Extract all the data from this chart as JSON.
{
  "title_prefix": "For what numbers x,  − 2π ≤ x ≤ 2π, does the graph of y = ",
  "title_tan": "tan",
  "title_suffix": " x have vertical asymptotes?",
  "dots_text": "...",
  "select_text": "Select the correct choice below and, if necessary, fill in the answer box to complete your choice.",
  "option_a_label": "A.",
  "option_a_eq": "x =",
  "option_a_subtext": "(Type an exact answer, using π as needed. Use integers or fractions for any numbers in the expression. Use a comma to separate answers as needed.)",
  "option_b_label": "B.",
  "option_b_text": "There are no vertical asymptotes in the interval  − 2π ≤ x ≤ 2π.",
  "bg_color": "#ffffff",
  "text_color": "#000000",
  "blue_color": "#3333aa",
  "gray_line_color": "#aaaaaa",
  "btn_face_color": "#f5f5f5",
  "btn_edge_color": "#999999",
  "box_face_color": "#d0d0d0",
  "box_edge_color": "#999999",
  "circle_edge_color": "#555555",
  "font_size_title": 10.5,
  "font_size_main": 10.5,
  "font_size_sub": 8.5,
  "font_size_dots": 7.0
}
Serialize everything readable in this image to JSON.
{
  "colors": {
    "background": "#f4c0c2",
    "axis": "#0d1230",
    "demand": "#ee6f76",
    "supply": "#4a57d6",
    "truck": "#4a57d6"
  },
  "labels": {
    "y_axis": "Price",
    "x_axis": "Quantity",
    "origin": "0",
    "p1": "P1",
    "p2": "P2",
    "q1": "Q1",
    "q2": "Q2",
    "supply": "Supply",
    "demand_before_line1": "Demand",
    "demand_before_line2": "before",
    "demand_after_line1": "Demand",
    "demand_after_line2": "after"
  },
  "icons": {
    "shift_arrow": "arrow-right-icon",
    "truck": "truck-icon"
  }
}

- GOAL OF THE EXERCISE -
In the entries above, find lines with "asymptotes" and copy each.

- EXPECTED ANSWER -
  "title_suffix": " x have vertical asymptotes?",
  "option_b_text": "There are no vertical asymptotes in the interval  − 2π ≤ x ≤ 2π.",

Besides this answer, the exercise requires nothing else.